> [Challenge]:
Lines containing the word "name" are to be located and copied.

> [Entries from a visual dataset]:
---
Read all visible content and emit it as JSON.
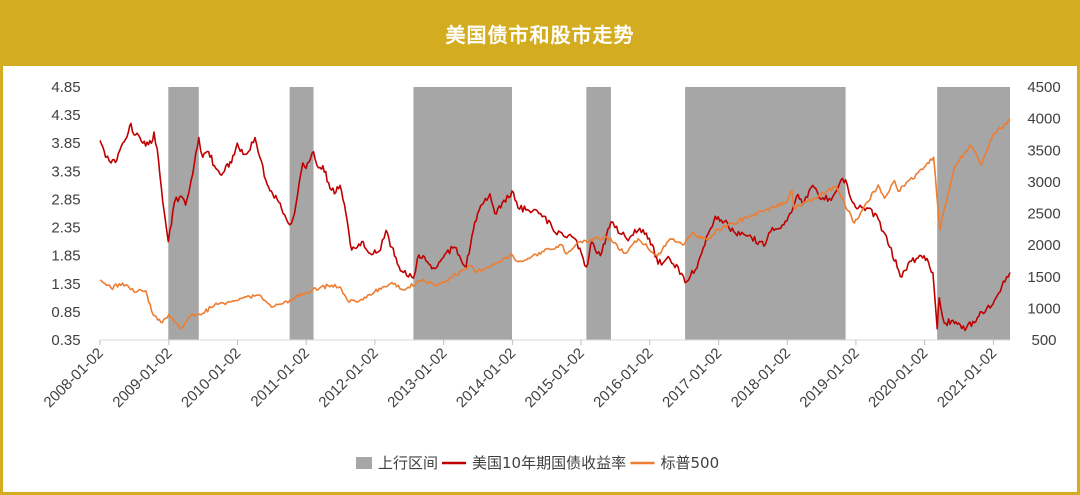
{
  "header": {
    "title": "美国债市和股市走势"
  },
  "colors": {
    "banner": "#d4ac1f",
    "shade": "#a6a6a6",
    "yield": "#c00000",
    "sp500": "#ed7d31"
  },
  "chart_data": {
    "type": "line",
    "x_axis": {
      "type": "date",
      "range": [
        "2008-01-02",
        "2021-03-31"
      ],
      "tick_labels": [
        "2008-01-02",
        "2009-01-02",
        "2010-01-02",
        "2011-01-02",
        "2012-01-02",
        "2013-01-02",
        "2014-01-02",
        "2015-01-02",
        "2016-01-02",
        "2017-01-02",
        "2018-01-02",
        "2019-01-02",
        "2020-01-02",
        "2021-01-02"
      ]
    },
    "y_left": {
      "ylim": [
        0.35,
        4.85
      ],
      "tick_labels": [
        "4.85",
        "4.35",
        "3.85",
        "3.35",
        "2.85",
        "2.35",
        "1.85",
        "1.35",
        "0.85",
        "0.35"
      ]
    },
    "y_right": {
      "ylim": [
        500,
        4500
      ],
      "tick_labels": [
        "4500",
        "4000",
        "3500",
        "3000",
        "2500",
        "2000",
        "1500",
        "1000",
        "500"
      ]
    },
    "shaded_periods": {
      "name": "上行区间",
      "ranges": [
        [
          "2008-12-30",
          "2009-06-10"
        ],
        [
          "2010-10-06",
          "2011-02-10"
        ],
        [
          "2012-07-25",
          "2013-12-31"
        ],
        [
          "2015-01-30",
          "2015-06-10"
        ],
        [
          "2016-07-08",
          "2018-11-08"
        ],
        [
          "2020-03-09",
          "2021-03-31"
        ]
      ]
    },
    "series": [
      {
        "name": "美国10年期国债收益率",
        "axis": "left",
        "points": [
          [
            "2008-01-02",
            3.9
          ],
          [
            "2008-02-01",
            3.6
          ],
          [
            "2008-03-01",
            3.5
          ],
          [
            "2008-04-01",
            3.55
          ],
          [
            "2008-05-01",
            3.85
          ],
          [
            "2008-06-01",
            4.05
          ],
          [
            "2008-06-15",
            4.2
          ],
          [
            "2008-07-01",
            4.0
          ],
          [
            "2008-08-01",
            3.95
          ],
          [
            "2008-09-01",
            3.8
          ],
          [
            "2008-10-01",
            3.85
          ],
          [
            "2008-10-15",
            4.05
          ],
          [
            "2008-11-01",
            3.75
          ],
          [
            "2008-12-01",
            2.8
          ],
          [
            "2008-12-30",
            2.1
          ],
          [
            "2009-02-01",
            2.8
          ],
          [
            "2009-03-01",
            2.9
          ],
          [
            "2009-04-01",
            2.75
          ],
          [
            "2009-05-01",
            3.2
          ],
          [
            "2009-06-10",
            3.95
          ],
          [
            "2009-07-01",
            3.6
          ],
          [
            "2009-08-01",
            3.7
          ],
          [
            "2009-09-01",
            3.45
          ],
          [
            "2009-10-01",
            3.3
          ],
          [
            "2009-11-01",
            3.45
          ],
          [
            "2009-12-01",
            3.5
          ],
          [
            "2010-01-01",
            3.85
          ],
          [
            "2010-02-01",
            3.65
          ],
          [
            "2010-03-01",
            3.7
          ],
          [
            "2010-04-05",
            3.95
          ],
          [
            "2010-05-01",
            3.6
          ],
          [
            "2010-06-01",
            3.2
          ],
          [
            "2010-07-01",
            3.0
          ],
          [
            "2010-08-01",
            2.85
          ],
          [
            "2010-09-01",
            2.6
          ],
          [
            "2010-10-06",
            2.4
          ],
          [
            "2010-11-01",
            2.6
          ],
          [
            "2010-12-15",
            3.5
          ],
          [
            "2011-01-01",
            3.4
          ],
          [
            "2011-02-10",
            3.7
          ],
          [
            "2011-03-01",
            3.45
          ],
          [
            "2011-04-01",
            3.45
          ],
          [
            "2011-05-01",
            3.15
          ],
          [
            "2011-06-01",
            2.95
          ],
          [
            "2011-07-01",
            3.1
          ],
          [
            "2011-08-01",
            2.6
          ],
          [
            "2011-09-01",
            1.95
          ],
          [
            "2011-10-01",
            2.0
          ],
          [
            "2011-11-01",
            2.1
          ],
          [
            "2011-12-01",
            1.9
          ],
          [
            "2012-01-01",
            1.95
          ],
          [
            "2012-02-01",
            1.95
          ],
          [
            "2012-03-01",
            2.3
          ],
          [
            "2012-04-01",
            2.0
          ],
          [
            "2012-05-01",
            1.7
          ],
          [
            "2012-06-01",
            1.55
          ],
          [
            "2012-07-25",
            1.45
          ],
          [
            "2012-08-15",
            1.8
          ],
          [
            "2012-09-15",
            1.85
          ],
          [
            "2012-10-15",
            1.7
          ],
          [
            "2012-11-15",
            1.62
          ],
          [
            "2012-12-15",
            1.75
          ],
          [
            "2013-01-15",
            1.9
          ],
          [
            "2013-03-01",
            2.0
          ],
          [
            "2013-05-01",
            1.65
          ],
          [
            "2013-06-01",
            2.2
          ],
          [
            "2013-07-01",
            2.6
          ],
          [
            "2013-09-05",
            2.95
          ],
          [
            "2013-10-01",
            2.6
          ],
          [
            "2013-11-01",
            2.7
          ],
          [
            "2013-12-31",
            3.0
          ],
          [
            "2014-02-01",
            2.7
          ],
          [
            "2014-04-01",
            2.65
          ],
          [
            "2014-06-01",
            2.6
          ],
          [
            "2014-08-01",
            2.35
          ],
          [
            "2014-10-01",
            2.2
          ],
          [
            "2014-12-01",
            2.15
          ],
          [
            "2015-01-30",
            1.65
          ],
          [
            "2015-03-01",
            2.1
          ],
          [
            "2015-04-15",
            1.85
          ],
          [
            "2015-06-10",
            2.45
          ],
          [
            "2015-07-01",
            2.35
          ],
          [
            "2015-09-01",
            2.15
          ],
          [
            "2015-11-01",
            2.3
          ],
          [
            "2015-12-15",
            2.25
          ],
          [
            "2016-01-15",
            2.05
          ],
          [
            "2016-02-15",
            1.7
          ],
          [
            "2016-04-01",
            1.8
          ],
          [
            "2016-06-01",
            1.65
          ],
          [
            "2016-07-08",
            1.37
          ],
          [
            "2016-09-01",
            1.6
          ],
          [
            "2016-11-15",
            2.3
          ],
          [
            "2016-12-15",
            2.55
          ],
          [
            "2017-02-01",
            2.45
          ],
          [
            "2017-04-01",
            2.25
          ],
          [
            "2017-06-01",
            2.2
          ],
          [
            "2017-09-08",
            2.05
          ],
          [
            "2017-10-15",
            2.35
          ],
          [
            "2017-12-15",
            2.4
          ],
          [
            "2018-01-15",
            2.6
          ],
          [
            "2018-02-20",
            2.9
          ],
          [
            "2018-04-01",
            2.8
          ],
          [
            "2018-05-17",
            3.1
          ],
          [
            "2018-07-01",
            2.85
          ],
          [
            "2018-09-01",
            2.9
          ],
          [
            "2018-10-15",
            3.2
          ],
          [
            "2018-11-08",
            3.2
          ],
          [
            "2018-12-15",
            2.8
          ],
          [
            "2019-01-15",
            2.7
          ],
          [
            "2019-03-01",
            2.7
          ],
          [
            "2019-05-01",
            2.5
          ],
          [
            "2019-07-01",
            2.0
          ],
          [
            "2019-09-03",
            1.47
          ],
          [
            "2019-10-15",
            1.75
          ],
          [
            "2019-12-15",
            1.85
          ],
          [
            "2020-01-15",
            1.8
          ],
          [
            "2020-02-15",
            1.55
          ],
          [
            "2020-03-09",
            0.55
          ],
          [
            "2020-03-20",
            1.1
          ],
          [
            "2020-04-15",
            0.65
          ],
          [
            "2020-06-01",
            0.7
          ],
          [
            "2020-07-01",
            0.65
          ],
          [
            "2020-08-04",
            0.52
          ],
          [
            "2020-09-15",
            0.68
          ],
          [
            "2020-11-01",
            0.85
          ],
          [
            "2020-12-15",
            0.92
          ],
          [
            "2021-01-15",
            1.1
          ],
          [
            "2021-02-15",
            1.3
          ],
          [
            "2021-03-31",
            1.55
          ]
        ]
      },
      {
        "name": "标普500",
        "axis": "right",
        "points": [
          [
            "2008-01-02",
            1450
          ],
          [
            "2008-03-01",
            1320
          ],
          [
            "2008-05-01",
            1400
          ],
          [
            "2008-07-01",
            1260
          ],
          [
            "2008-09-01",
            1280
          ],
          [
            "2008-10-10",
            900
          ],
          [
            "2008-11-20",
            780
          ],
          [
            "2009-01-01",
            900
          ],
          [
            "2009-03-09",
            680
          ],
          [
            "2009-05-01",
            900
          ],
          [
            "2009-07-01",
            920
          ],
          [
            "2009-09-01",
            1050
          ],
          [
            "2009-12-01",
            1110
          ],
          [
            "2010-04-20",
            1210
          ],
          [
            "2010-07-01",
            1020
          ],
          [
            "2010-09-01",
            1080
          ],
          [
            "2010-12-31",
            1250
          ],
          [
            "2011-04-29",
            1360
          ],
          [
            "2011-07-01",
            1340
          ],
          [
            "2011-08-10",
            1120
          ],
          [
            "2011-10-03",
            1100
          ],
          [
            "2011-12-31",
            1260
          ],
          [
            "2012-04-01",
            1410
          ],
          [
            "2012-06-01",
            1290
          ],
          [
            "2012-09-14",
            1460
          ],
          [
            "2012-11-15",
            1360
          ],
          [
            "2012-12-31",
            1420
          ],
          [
            "2013-05-21",
            1670
          ],
          [
            "2013-06-24",
            1570
          ],
          [
            "2013-12-31",
            1850
          ],
          [
            "2014-02-03",
            1740
          ],
          [
            "2014-09-18",
            2010
          ],
          [
            "2014-10-15",
            1860
          ],
          [
            "2014-12-31",
            2060
          ],
          [
            "2015-05-20",
            2130
          ],
          [
            "2015-08-24",
            1870
          ],
          [
            "2015-11-01",
            2100
          ],
          [
            "2016-02-11",
            1830
          ],
          [
            "2016-04-20",
            2100
          ],
          [
            "2016-06-27",
            2000
          ],
          [
            "2016-08-15",
            2190
          ],
          [
            "2016-11-04",
            2080
          ],
          [
            "2016-12-31",
            2250
          ],
          [
            "2017-06-01",
            2430
          ],
          [
            "2017-12-31",
            2680
          ],
          [
            "2018-01-26",
            2870
          ],
          [
            "2018-02-08",
            2580
          ],
          [
            "2018-09-20",
            2930
          ],
          [
            "2018-12-24",
            2350
          ],
          [
            "2019-04-30",
            2950
          ],
          [
            "2019-06-03",
            2740
          ],
          [
            "2019-07-26",
            3020
          ],
          [
            "2019-08-15",
            2850
          ],
          [
            "2019-12-31",
            3230
          ],
          [
            "2020-02-19",
            3390
          ],
          [
            "2020-03-23",
            2240
          ],
          [
            "2020-06-08",
            3230
          ],
          [
            "2020-09-02",
            3580
          ],
          [
            "2020-10-30",
            3270
          ],
          [
            "2020-12-31",
            3750
          ],
          [
            "2021-03-31",
            3970
          ]
        ]
      }
    ],
    "legend": {
      "placement": "bottom",
      "items": [
        {
          "label": "上行区间",
          "type": "rect",
          "color": "#a6a6a6"
        },
        {
          "label": "美国10年期国债收益率",
          "type": "line",
          "color": "#c00000"
        },
        {
          "label": "标普500",
          "type": "line",
          "color": "#ed7d31"
        }
      ]
    }
  }
}
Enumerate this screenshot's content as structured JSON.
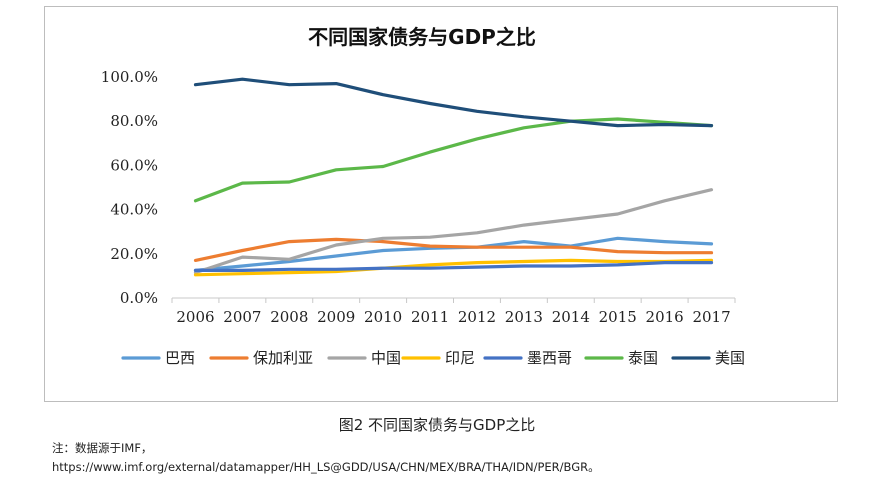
{
  "chart_data": {
    "type": "line",
    "title": "不同国家债务与GDP之比",
    "xlabel": "",
    "ylabel": "",
    "x": [
      "2006",
      "2007",
      "2008",
      "2009",
      "2010",
      "2011",
      "2012",
      "2013",
      "2014",
      "2015",
      "2016",
      "2017"
    ],
    "ylim": [
      0,
      100
    ],
    "yticks": [
      "0.0%",
      "20.0%",
      "40.0%",
      "60.0%",
      "80.0%",
      "100.0%"
    ],
    "grid": false,
    "legend_position": "bottom",
    "series": [
      {
        "name": "巴西",
        "color": "#5B9BD5",
        "values": [
          12.5,
          14.5,
          16.5,
          19.0,
          21.5,
          22.5,
          23.0,
          25.5,
          23.5,
          27.0,
          25.5,
          24.5
        ]
      },
      {
        "name": "保加利亚",
        "color": "#ED7D31",
        "values": [
          17.0,
          21.5,
          25.5,
          26.5,
          25.5,
          23.5,
          23.0,
          23.0,
          23.0,
          21.0,
          20.5,
          20.5
        ]
      },
      {
        "name": "中国",
        "color": "#A5A5A5",
        "values": [
          11.5,
          18.5,
          17.5,
          24.0,
          27.0,
          27.5,
          29.5,
          33.0,
          35.5,
          38.0,
          44.0,
          49.0
        ]
      },
      {
        "name": "印尼",
        "color": "#FFC000",
        "values": [
          10.5,
          11.0,
          11.5,
          12.0,
          13.5,
          15.0,
          16.0,
          16.5,
          17.0,
          16.5,
          16.5,
          17.0
        ]
      },
      {
        "name": "墨西哥",
        "color": "#4472C4",
        "values": [
          12.5,
          12.5,
          13.0,
          13.0,
          13.5,
          13.5,
          14.0,
          14.5,
          14.5,
          15.0,
          16.0,
          16.0
        ]
      },
      {
        "name": "泰国",
        "color": "#5CB849",
        "values": [
          44.0,
          52.0,
          52.5,
          58.0,
          59.5,
          66.0,
          72.0,
          77.0,
          80.0,
          81.0,
          79.5,
          78.0
        ]
      },
      {
        "name": "美国",
        "color": "#1F4E79",
        "values": [
          96.5,
          99.0,
          96.5,
          97.0,
          92.0,
          88.0,
          84.5,
          82.0,
          80.0,
          78.0,
          78.5,
          78.0
        ]
      }
    ]
  },
  "caption": "图2 不同国家债务与GDP之比",
  "note": {
    "line1": "注：数据源于IMF，",
    "line2": "https://www.imf.org/external/datamapper/HH_LS@GDD/USA/CHN/MEX/BRA/THA/IDN/PER/BGR。"
  }
}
---
> [The result]:
      "name": "上行区间",
        "name": "美国10年期国债收益率",
        "name": "标普500",
        "name": "巴西",
        "name": "保加利亚",
        "name": "中国",
        "name": "印尼",
        "name": "墨西哥",
        "name": "泰国",
        "name": "美国",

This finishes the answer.